**Short exercise**
Say the number of lines containing the string "flight", and say nothing else.

Extracted data entries:
┏━━

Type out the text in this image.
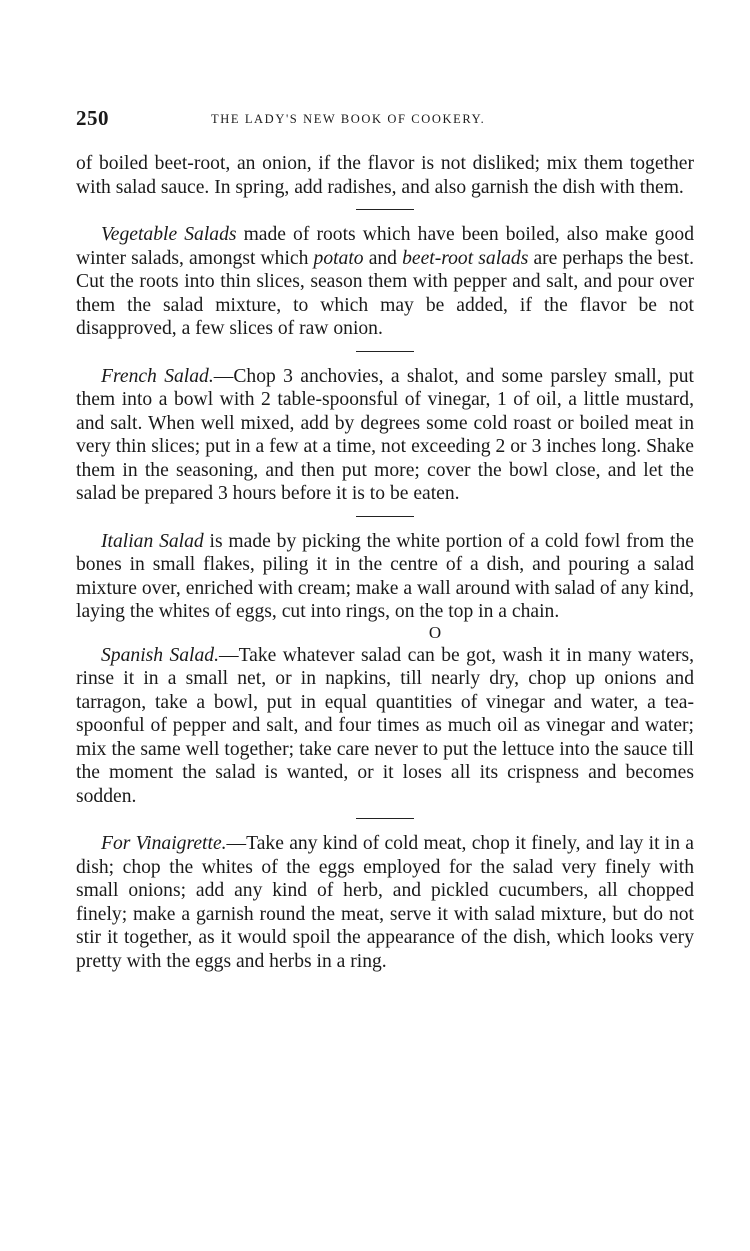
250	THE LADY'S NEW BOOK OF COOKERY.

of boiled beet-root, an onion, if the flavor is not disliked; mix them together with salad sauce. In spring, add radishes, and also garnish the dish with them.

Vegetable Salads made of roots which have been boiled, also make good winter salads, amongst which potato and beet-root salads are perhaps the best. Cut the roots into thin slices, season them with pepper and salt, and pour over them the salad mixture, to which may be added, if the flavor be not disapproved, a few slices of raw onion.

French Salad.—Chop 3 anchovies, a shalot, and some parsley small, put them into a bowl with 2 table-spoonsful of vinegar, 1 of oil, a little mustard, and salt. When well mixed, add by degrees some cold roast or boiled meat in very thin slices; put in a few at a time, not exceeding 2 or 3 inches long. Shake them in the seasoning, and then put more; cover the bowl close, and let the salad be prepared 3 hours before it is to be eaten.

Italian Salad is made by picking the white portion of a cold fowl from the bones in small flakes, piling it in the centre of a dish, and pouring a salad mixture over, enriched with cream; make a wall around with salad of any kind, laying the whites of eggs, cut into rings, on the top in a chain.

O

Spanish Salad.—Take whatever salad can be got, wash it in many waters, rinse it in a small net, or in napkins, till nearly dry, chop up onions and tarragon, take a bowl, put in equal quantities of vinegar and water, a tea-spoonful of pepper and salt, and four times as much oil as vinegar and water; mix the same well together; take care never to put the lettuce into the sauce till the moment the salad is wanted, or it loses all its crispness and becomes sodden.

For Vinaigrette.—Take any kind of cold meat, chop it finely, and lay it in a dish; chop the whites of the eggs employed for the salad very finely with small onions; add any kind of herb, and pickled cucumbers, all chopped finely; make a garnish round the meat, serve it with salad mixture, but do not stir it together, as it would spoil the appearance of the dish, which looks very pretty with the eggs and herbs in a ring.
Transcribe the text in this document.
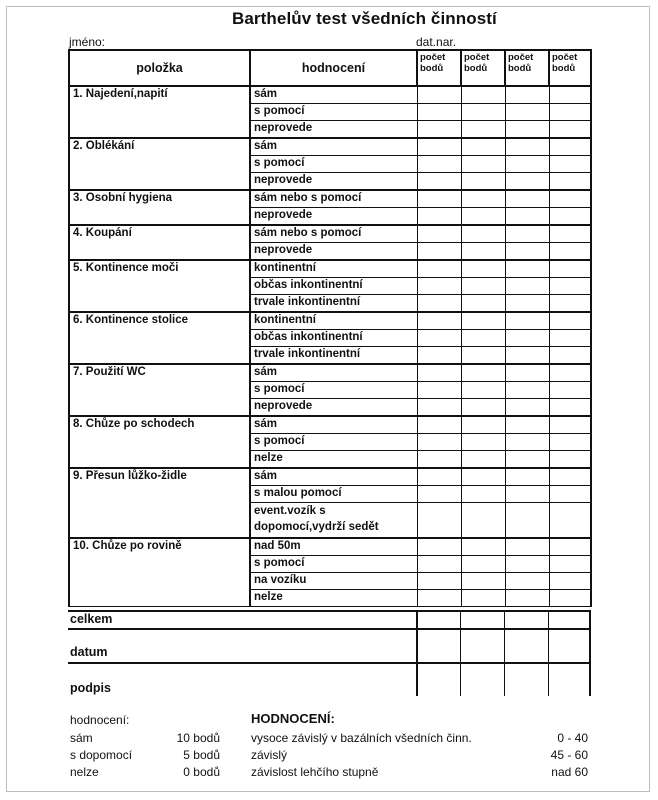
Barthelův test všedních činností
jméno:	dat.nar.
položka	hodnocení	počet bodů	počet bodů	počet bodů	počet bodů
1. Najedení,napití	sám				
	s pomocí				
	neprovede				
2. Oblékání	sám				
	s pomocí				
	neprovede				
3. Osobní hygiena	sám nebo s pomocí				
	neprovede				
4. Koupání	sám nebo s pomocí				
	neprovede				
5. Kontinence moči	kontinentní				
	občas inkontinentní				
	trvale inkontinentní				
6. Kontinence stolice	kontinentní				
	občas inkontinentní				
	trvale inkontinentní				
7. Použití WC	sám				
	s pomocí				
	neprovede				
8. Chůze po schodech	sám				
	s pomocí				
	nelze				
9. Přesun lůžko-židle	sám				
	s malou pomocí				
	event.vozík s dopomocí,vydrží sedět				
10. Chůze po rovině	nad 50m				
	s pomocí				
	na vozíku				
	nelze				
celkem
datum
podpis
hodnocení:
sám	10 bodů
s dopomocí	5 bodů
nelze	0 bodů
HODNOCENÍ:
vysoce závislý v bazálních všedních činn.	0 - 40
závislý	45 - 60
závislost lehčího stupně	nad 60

┗━━
┏━━

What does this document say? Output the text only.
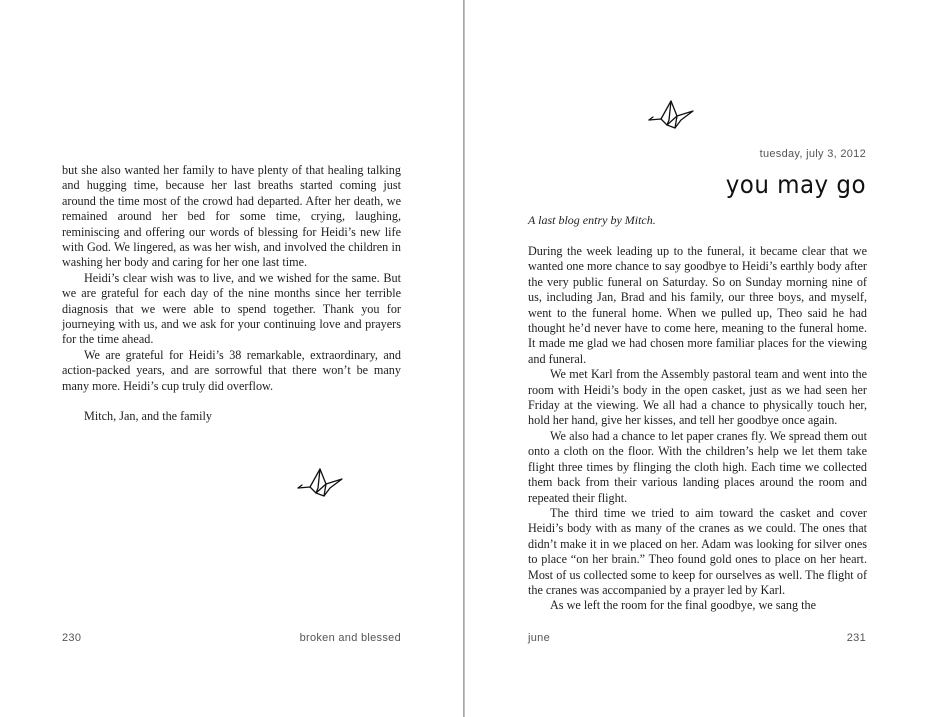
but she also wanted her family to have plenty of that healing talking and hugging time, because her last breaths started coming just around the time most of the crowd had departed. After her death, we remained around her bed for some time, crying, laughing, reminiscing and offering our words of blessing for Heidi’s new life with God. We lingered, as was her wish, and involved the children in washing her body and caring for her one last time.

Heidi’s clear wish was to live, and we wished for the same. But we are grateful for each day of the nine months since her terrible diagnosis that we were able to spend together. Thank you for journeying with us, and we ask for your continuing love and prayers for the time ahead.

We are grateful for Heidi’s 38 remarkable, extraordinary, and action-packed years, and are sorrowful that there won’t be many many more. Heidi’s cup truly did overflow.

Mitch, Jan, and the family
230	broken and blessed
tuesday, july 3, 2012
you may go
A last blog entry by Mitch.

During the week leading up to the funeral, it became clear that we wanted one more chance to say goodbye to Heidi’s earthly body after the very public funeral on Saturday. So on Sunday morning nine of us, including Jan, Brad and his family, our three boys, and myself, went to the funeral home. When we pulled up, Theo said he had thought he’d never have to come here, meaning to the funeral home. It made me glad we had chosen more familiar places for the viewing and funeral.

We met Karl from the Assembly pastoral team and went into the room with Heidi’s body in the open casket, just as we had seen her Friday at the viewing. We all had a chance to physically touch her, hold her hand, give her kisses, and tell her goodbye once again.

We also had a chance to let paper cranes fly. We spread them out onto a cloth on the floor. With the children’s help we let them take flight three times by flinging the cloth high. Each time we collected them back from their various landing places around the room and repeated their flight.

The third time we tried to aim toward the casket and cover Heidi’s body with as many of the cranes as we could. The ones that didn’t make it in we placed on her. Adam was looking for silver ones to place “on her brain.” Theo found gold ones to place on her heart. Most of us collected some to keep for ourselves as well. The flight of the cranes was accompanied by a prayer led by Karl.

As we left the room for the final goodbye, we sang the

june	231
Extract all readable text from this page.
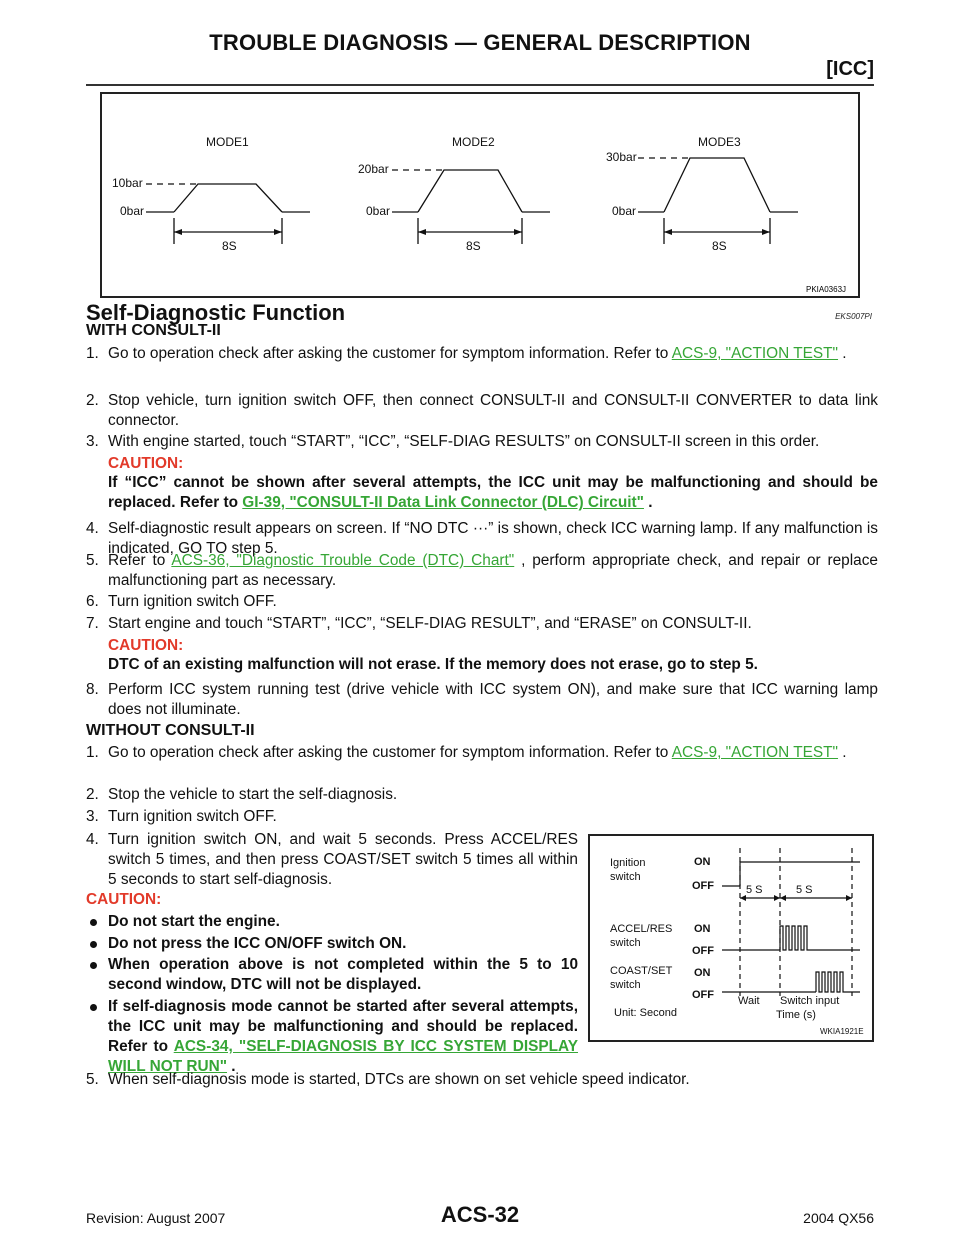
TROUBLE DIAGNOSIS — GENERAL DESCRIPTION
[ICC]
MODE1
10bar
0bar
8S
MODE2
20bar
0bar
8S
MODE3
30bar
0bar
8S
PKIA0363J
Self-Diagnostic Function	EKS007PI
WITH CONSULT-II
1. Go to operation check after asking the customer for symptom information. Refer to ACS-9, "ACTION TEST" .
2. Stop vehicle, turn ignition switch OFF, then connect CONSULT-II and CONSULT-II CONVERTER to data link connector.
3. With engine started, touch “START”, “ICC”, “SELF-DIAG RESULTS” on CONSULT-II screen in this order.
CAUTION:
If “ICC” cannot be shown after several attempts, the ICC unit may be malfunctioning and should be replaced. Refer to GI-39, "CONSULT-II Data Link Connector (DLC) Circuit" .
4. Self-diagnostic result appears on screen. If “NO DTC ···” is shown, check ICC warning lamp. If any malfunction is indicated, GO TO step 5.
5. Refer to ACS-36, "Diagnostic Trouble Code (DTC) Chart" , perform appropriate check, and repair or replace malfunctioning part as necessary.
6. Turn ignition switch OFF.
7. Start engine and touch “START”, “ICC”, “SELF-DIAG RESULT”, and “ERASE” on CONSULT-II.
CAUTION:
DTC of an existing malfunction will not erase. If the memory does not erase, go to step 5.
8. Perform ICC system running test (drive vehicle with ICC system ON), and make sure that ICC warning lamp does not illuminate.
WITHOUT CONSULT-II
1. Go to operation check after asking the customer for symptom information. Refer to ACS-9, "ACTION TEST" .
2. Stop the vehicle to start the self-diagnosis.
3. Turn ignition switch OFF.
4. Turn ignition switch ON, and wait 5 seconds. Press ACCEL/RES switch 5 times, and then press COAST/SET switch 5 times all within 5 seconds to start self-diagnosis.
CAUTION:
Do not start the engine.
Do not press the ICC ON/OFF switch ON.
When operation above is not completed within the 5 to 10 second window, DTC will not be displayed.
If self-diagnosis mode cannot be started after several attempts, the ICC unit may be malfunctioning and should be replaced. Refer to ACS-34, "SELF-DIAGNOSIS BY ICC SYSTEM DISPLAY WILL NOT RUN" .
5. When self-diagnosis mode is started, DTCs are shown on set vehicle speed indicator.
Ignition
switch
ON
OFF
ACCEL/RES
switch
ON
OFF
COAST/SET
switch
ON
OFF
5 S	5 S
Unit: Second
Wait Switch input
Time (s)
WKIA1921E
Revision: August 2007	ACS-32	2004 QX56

┗━━

**The completed task**
2